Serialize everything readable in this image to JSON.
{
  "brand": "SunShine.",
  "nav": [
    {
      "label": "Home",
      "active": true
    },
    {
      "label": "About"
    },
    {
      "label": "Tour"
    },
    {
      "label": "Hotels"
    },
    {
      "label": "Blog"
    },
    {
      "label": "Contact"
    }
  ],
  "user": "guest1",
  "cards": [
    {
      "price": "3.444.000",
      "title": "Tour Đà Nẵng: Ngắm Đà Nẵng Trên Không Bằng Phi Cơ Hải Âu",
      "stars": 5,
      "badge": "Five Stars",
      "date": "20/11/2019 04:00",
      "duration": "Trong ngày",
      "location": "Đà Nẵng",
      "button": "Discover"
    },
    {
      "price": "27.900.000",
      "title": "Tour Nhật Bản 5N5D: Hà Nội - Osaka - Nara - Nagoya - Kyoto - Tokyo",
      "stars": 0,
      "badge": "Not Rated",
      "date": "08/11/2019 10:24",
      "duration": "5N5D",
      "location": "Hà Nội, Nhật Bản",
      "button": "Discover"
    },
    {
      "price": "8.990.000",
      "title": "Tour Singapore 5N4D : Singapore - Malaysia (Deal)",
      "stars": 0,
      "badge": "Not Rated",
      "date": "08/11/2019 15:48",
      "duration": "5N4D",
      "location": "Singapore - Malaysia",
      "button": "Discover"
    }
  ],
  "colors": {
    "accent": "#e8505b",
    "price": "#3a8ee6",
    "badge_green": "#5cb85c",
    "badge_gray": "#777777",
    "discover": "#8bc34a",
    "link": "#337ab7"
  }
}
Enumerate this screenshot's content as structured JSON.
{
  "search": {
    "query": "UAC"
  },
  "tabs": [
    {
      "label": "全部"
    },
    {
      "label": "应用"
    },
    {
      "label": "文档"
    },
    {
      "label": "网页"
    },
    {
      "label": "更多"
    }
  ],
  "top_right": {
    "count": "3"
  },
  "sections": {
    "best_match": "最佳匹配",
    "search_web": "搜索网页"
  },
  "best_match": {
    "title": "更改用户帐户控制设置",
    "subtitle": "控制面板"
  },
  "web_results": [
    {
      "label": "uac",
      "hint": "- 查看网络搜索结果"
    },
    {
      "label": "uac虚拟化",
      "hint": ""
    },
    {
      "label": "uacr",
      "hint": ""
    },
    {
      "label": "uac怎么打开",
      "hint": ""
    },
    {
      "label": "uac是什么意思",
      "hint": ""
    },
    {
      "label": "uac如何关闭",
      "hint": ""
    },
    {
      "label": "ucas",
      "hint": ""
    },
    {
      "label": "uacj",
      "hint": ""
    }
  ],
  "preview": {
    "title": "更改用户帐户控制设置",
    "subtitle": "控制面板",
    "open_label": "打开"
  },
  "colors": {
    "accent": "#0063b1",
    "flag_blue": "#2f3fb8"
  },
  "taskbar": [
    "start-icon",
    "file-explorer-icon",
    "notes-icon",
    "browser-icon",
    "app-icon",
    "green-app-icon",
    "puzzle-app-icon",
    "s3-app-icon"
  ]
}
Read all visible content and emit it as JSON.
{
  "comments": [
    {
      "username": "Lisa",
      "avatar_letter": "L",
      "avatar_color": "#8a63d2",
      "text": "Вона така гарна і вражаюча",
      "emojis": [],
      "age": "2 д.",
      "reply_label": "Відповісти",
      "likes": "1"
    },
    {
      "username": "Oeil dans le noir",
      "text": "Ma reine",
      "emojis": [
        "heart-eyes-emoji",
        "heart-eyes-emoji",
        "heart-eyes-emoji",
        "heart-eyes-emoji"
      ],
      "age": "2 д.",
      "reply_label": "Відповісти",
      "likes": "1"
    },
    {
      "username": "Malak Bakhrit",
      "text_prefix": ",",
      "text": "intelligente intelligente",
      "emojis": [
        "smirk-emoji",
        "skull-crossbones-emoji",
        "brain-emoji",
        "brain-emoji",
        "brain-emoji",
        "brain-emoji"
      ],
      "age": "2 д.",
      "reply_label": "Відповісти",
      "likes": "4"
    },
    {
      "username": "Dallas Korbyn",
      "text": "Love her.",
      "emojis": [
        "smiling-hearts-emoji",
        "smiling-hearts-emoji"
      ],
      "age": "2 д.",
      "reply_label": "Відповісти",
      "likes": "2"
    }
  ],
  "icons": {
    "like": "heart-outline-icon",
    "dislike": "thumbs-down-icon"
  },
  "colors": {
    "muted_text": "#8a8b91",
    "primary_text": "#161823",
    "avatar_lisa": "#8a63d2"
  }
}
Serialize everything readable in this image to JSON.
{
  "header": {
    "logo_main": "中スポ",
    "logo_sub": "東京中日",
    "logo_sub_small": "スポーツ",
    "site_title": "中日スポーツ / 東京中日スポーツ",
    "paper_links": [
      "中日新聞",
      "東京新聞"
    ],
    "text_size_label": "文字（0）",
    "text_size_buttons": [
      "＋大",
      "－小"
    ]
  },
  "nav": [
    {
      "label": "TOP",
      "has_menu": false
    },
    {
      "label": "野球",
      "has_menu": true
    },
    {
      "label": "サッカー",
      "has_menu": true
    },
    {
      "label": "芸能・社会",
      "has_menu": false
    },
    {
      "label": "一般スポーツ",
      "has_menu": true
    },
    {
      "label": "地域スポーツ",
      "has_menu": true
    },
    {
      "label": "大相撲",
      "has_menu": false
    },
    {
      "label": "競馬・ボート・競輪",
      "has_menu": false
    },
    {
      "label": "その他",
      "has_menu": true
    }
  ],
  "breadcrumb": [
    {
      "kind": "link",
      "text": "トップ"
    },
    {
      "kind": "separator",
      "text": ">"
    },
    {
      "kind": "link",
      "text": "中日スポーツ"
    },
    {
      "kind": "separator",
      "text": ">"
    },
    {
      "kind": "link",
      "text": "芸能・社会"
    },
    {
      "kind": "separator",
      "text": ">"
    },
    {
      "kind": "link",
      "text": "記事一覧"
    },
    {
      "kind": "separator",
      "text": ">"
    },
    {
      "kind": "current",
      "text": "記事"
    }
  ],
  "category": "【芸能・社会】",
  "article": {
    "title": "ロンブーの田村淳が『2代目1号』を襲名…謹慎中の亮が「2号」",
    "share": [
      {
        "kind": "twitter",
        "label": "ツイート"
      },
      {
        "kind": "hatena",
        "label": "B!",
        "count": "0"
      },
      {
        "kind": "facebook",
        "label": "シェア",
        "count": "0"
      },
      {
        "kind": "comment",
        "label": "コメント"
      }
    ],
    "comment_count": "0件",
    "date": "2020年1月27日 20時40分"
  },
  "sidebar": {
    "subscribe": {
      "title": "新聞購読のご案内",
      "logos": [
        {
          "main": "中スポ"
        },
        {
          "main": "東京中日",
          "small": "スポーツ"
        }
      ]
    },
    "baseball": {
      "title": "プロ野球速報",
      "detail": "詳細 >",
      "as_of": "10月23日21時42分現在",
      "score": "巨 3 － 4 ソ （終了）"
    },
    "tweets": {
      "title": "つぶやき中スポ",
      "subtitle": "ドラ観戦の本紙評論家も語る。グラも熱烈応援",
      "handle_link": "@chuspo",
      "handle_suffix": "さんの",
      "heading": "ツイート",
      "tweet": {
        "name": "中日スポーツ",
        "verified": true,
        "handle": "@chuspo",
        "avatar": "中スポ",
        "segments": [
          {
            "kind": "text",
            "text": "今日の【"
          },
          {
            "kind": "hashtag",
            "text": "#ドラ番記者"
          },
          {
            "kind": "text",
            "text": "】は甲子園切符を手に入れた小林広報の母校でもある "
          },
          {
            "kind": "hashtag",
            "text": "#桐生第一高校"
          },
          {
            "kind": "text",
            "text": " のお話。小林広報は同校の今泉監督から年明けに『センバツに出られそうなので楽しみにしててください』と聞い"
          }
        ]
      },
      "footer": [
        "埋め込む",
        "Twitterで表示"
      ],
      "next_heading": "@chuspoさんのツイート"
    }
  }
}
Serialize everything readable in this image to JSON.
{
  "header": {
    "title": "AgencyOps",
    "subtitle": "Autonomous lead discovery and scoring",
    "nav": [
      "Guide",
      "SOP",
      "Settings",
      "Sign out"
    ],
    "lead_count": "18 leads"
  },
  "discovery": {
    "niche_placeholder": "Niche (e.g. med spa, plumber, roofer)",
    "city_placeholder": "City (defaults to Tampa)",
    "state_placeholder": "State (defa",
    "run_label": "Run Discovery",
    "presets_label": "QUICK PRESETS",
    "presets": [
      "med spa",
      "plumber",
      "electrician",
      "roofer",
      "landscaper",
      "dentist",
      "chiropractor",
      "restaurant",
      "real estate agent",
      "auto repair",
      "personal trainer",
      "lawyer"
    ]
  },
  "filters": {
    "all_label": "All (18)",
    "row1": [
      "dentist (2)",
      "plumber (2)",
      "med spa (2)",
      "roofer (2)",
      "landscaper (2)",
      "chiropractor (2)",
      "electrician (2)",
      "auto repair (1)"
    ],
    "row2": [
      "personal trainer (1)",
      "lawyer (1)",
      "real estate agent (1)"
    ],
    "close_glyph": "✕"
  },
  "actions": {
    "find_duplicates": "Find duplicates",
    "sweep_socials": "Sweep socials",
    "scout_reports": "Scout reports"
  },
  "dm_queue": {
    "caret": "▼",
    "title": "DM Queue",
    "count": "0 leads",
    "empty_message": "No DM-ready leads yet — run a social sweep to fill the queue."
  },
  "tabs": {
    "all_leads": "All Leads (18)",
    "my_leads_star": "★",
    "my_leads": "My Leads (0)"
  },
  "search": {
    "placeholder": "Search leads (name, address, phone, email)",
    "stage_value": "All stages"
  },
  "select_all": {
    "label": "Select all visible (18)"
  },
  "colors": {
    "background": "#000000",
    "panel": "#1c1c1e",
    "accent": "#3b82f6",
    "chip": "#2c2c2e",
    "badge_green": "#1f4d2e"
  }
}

------------

# [Work to complete]
Go through the records and pull out each line that includes the word "roofer".

# [Answer below]
    "niche_placeholder": "Niche (e.g. med spa, plumber, roofer)",
      "roofer",
      "roofer (2)",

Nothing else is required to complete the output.